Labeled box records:
◇ ◇ ◇ ◇ ◇ ◇ ◇

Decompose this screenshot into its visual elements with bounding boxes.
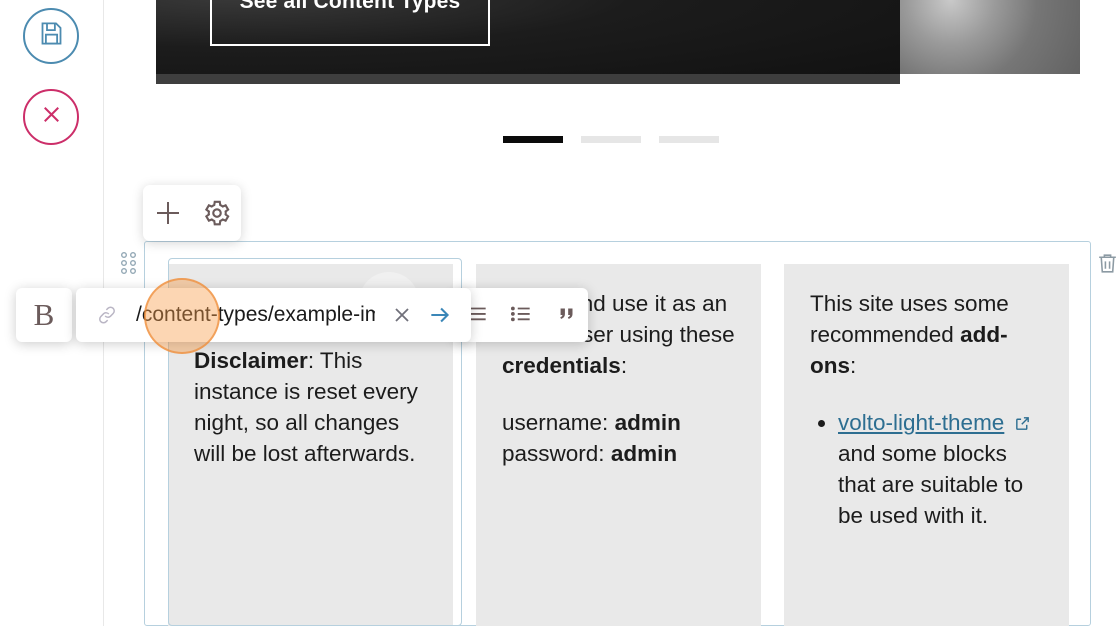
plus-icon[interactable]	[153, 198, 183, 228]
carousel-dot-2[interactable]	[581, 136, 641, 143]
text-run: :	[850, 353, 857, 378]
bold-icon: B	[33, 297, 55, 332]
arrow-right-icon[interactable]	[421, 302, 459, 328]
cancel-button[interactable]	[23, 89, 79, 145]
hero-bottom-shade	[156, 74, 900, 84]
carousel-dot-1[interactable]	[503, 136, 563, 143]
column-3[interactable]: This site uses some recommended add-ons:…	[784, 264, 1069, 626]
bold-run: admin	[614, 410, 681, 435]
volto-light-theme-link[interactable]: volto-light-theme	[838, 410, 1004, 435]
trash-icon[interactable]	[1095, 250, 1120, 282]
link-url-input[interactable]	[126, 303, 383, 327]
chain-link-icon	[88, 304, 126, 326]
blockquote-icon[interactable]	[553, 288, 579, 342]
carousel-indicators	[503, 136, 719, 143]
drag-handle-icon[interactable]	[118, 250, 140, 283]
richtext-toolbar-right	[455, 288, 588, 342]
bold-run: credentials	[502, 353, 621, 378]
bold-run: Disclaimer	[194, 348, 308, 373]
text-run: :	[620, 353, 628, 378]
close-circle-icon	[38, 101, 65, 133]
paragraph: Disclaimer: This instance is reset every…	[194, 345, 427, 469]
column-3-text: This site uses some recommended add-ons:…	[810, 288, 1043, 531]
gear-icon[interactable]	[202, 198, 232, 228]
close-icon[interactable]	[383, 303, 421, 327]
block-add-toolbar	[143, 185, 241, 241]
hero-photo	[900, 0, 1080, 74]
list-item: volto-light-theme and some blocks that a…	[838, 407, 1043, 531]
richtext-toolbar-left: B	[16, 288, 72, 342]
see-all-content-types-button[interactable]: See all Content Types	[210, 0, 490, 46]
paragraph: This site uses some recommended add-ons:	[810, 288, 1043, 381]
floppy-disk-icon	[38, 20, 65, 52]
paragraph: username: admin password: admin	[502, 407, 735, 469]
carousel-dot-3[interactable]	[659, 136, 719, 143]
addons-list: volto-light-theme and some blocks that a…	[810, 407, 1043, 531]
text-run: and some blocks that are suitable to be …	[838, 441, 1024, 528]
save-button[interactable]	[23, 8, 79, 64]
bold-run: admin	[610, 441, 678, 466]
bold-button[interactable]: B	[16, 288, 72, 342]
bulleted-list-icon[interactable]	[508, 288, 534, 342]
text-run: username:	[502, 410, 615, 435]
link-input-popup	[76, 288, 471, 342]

◇ ◇ ◇ ◇ ◇ ◇ ◇

Reproduce verbatim the lines beginning at the line containing "198, 183, 228]" and ending after the line containing "74, 900, 84]", both included.

plus-icon[interactable]	[153, 198, 183, 228]
carousel-dot-2[interactable]	[581, 136, 641, 143]
text-run: :	[850, 353, 857, 378]
bold-icon: B	[33, 297, 55, 332]
arrow-right-icon[interactable]	[421, 302, 459, 328]
cancel-button[interactable]	[23, 89, 79, 145]
hero-bottom-shade	[156, 74, 900, 84]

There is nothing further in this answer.